** START Source material **
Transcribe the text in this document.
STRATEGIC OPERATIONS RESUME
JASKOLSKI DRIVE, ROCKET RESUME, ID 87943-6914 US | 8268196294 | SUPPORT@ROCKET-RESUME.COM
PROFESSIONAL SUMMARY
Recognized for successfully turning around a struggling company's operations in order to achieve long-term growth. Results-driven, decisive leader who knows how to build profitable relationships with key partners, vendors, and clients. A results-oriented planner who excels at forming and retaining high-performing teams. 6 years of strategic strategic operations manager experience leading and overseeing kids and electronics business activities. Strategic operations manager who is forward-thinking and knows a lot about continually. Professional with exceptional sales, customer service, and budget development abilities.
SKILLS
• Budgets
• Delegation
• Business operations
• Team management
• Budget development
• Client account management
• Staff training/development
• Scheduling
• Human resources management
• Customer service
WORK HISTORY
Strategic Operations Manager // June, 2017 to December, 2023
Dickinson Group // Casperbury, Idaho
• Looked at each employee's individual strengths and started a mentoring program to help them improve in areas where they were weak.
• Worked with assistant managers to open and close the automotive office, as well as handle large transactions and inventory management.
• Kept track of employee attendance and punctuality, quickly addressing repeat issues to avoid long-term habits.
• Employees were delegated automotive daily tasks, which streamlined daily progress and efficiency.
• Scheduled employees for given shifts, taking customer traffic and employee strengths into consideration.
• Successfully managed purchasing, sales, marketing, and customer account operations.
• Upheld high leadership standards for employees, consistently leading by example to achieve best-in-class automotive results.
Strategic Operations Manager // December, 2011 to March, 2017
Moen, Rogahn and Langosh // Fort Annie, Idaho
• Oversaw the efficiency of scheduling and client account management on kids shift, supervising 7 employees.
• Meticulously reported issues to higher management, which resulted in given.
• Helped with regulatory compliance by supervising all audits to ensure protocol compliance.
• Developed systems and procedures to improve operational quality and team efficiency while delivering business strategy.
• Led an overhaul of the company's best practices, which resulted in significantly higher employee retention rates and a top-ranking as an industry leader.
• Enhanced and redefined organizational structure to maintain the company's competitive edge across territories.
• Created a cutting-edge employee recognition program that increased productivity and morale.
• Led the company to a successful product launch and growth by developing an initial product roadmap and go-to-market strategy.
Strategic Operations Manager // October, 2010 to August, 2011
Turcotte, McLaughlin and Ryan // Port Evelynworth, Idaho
** END Source material **
Directive: Copy out every line from the material above in which the word "best" appears.

Result of the exercise:
• Upheld high leadership standards for employees, consistently leading by example to achieve best-in-class automotive results.
• Led an overhaul of the company's best practices, which resulted in significantly higher employee retention rates and a top-ranking as an industry leader.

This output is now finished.